[Source data start]

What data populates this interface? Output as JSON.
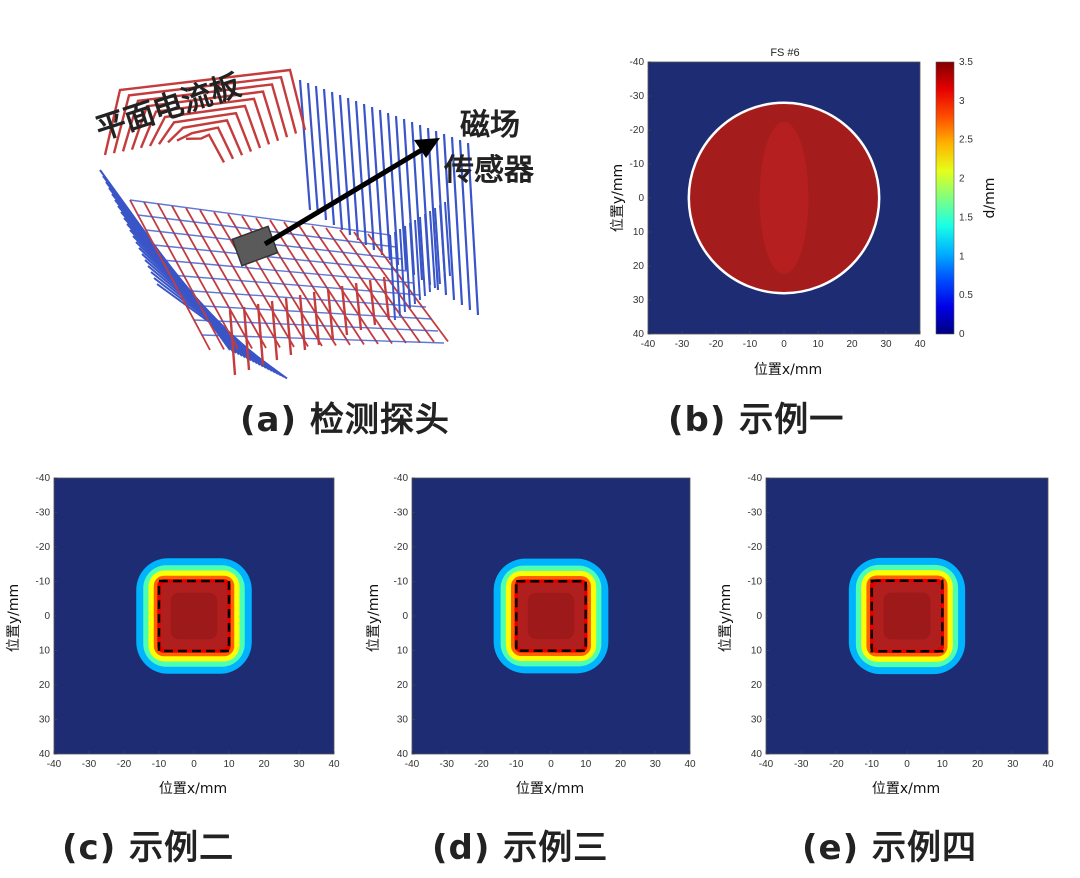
{
  "panels": {
    "a": {
      "caption": "(a) 检测探头",
      "labels": {
        "coil": "平面电流板",
        "sensor_line1": "磁场",
        "sensor_line2": "传感器"
      },
      "colors": {
        "red_coil": "#c43c3c",
        "blue_coil": "#3a55c8",
        "sensor": "#5a5a5a"
      }
    },
    "b": {
      "caption": "(b) 示例一",
      "title": "FS #6",
      "xlabel": "位置x/mm",
      "ylabel": "位置y/mm",
      "colorbar_label": "d/mm"
    },
    "c": {
      "caption": "(c) 示例二",
      "xlabel": "位置x/mm",
      "ylabel": "位置y/mm"
    },
    "d": {
      "caption": "(d) 示例三",
      "xlabel": "位置x/mm",
      "ylabel": "位置y/mm"
    },
    "e": {
      "caption": "(e) 示例四",
      "xlabel": "位置x/mm",
      "ylabel": "位置y/mm"
    }
  },
  "chart_data": [
    {
      "type": "heatmap",
      "title": "FS #6",
      "xlabel": "位置x/mm",
      "ylabel": "位置y/mm",
      "xlim": [
        -40,
        40
      ],
      "ylim": [
        -40,
        40
      ],
      "xticks": [
        -40,
        -30,
        -20,
        -10,
        0,
        10,
        20,
        30,
        40
      ],
      "yticks": [
        -40,
        -30,
        -20,
        -10,
        0,
        10,
        20,
        30,
        40
      ],
      "colorbar": {
        "label": "d/mm",
        "range": [
          0,
          3.5
        ],
        "ticks": [
          0,
          0.5,
          1,
          1.5,
          2,
          2.5,
          3,
          3.5
        ]
      },
      "defect": {
        "shape": "circle",
        "center": [
          0,
          0
        ],
        "radius": 28,
        "depth": 3.3
      }
    },
    {
      "type": "heatmap",
      "xlabel": "位置x/mm",
      "ylabel": "位置y/mm",
      "xlim": [
        -40,
        40
      ],
      "ylim": [
        -40,
        40
      ],
      "xticks": [
        -40,
        -30,
        -20,
        -10,
        0,
        10,
        20,
        30,
        40
      ],
      "yticks": [
        -40,
        -30,
        -20,
        -10,
        0,
        10,
        20,
        30,
        40
      ],
      "defect": {
        "shape": "square",
        "center": [
          0,
          0
        ],
        "half_width": 10,
        "depth": 3.3
      }
    },
    {
      "type": "heatmap",
      "xlabel": "位置x/mm",
      "ylabel": "位置y/mm",
      "xlim": [
        -40,
        40
      ],
      "ylim": [
        -40,
        40
      ],
      "xticks": [
        -40,
        -30,
        -20,
        -10,
        0,
        10,
        20,
        30,
        40
      ],
      "yticks": [
        -40,
        -30,
        -20,
        -10,
        0,
        10,
        20,
        30,
        40
      ],
      "defect": {
        "shape": "square",
        "center": [
          0,
          0
        ],
        "half_width": 10,
        "depth": 3.4
      }
    },
    {
      "type": "heatmap",
      "xlabel": "位置x/mm",
      "ylabel": "位置y/mm",
      "xlim": [
        -40,
        40
      ],
      "ylim": [
        -40,
        40
      ],
      "xticks": [
        -40,
        -30,
        -20,
        -10,
        0,
        10,
        20,
        30,
        40
      ],
      "yticks": [
        -40,
        -30,
        -20,
        -10,
        0,
        10,
        20,
        30,
        40
      ],
      "defect": {
        "shape": "square",
        "center": [
          0,
          0
        ],
        "half_width": 10,
        "depth": 3.3
      }
    }
  ]
}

[Source data end]

• _Description of the task_: Copy every line of the listing that includes the string "caption".

• _Exercise response_:
      "caption": "(a) 检测探头",
      "caption": "(b) 示例一",
      "caption": "(c) 示例二",
      "caption": "(d) 示例三",
      "caption": "(e) 示例四",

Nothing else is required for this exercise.